Problem description
Of the lines below, copy those that hold the word "boxes".

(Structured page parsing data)
━━━━━━━━━━━━━━━━━━━━━━━━━━━━━━

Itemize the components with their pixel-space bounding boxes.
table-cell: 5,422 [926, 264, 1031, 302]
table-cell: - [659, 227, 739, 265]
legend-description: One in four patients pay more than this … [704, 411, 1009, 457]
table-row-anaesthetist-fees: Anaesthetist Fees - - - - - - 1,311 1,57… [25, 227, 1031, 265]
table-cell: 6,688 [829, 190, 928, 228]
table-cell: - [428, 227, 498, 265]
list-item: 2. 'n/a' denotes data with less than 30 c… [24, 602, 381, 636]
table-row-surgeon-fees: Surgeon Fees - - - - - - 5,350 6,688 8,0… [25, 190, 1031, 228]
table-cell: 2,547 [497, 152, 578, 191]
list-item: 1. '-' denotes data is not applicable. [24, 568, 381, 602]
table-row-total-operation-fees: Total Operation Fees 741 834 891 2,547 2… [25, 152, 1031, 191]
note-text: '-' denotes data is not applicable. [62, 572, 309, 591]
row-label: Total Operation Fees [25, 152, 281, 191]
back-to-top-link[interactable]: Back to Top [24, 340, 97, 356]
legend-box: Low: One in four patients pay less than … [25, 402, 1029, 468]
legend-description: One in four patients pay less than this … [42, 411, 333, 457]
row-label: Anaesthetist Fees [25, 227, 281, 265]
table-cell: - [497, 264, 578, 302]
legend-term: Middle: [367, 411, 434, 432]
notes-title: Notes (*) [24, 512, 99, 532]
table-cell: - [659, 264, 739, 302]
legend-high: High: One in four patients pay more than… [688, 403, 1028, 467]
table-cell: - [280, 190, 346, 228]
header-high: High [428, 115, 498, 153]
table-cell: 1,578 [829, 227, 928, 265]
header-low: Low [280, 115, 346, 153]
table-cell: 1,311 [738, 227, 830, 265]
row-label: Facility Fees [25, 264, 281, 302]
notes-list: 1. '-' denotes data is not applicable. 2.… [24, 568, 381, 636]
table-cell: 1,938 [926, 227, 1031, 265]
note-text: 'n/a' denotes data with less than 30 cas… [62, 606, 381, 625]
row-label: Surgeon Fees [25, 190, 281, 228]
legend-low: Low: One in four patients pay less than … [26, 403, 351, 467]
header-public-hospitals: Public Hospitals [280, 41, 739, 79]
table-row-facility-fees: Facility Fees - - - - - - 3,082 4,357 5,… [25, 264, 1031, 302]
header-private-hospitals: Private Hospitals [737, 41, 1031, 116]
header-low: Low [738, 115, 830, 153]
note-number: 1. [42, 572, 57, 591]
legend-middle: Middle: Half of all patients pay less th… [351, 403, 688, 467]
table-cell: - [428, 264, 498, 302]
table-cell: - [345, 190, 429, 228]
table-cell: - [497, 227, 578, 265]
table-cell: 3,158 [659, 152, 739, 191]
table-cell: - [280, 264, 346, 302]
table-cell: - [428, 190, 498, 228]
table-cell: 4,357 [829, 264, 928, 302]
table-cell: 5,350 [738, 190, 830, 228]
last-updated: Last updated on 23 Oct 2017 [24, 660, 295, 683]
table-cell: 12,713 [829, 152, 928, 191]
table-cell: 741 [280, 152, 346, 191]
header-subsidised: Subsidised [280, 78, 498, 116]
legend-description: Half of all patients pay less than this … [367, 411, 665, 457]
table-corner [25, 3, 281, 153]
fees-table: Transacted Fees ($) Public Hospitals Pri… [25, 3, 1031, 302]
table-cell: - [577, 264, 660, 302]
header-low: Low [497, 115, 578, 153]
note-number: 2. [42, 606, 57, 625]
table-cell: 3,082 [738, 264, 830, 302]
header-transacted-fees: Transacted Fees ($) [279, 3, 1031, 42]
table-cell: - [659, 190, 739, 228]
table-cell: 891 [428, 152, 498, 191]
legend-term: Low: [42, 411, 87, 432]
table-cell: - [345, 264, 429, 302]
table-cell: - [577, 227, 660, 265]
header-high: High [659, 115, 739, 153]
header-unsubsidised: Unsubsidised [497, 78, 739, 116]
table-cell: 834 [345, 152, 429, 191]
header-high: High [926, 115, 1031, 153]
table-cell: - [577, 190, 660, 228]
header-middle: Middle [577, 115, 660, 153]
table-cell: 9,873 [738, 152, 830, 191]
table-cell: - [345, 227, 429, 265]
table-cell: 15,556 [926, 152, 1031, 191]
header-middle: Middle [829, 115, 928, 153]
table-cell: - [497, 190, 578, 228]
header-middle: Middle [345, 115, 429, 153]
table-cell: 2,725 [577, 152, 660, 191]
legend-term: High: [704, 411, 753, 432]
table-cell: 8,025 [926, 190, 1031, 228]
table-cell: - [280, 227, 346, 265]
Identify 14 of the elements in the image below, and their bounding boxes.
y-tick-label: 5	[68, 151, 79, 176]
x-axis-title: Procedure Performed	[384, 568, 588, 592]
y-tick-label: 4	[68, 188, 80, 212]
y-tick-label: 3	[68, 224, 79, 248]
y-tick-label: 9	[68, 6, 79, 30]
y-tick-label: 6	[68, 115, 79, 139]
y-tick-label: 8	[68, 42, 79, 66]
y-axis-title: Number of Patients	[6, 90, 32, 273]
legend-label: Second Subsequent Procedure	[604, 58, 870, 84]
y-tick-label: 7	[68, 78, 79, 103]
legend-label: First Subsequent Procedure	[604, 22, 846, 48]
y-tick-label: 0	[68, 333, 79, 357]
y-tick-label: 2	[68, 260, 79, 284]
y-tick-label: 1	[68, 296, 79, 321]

━━━━━━━━━━━━━━━━━━━━━━━━━━━━━━

Task answer
Itemize the components with their pixel-space bounding boxes.
Identify 14 of the elements in the image below, and their bounding boxes.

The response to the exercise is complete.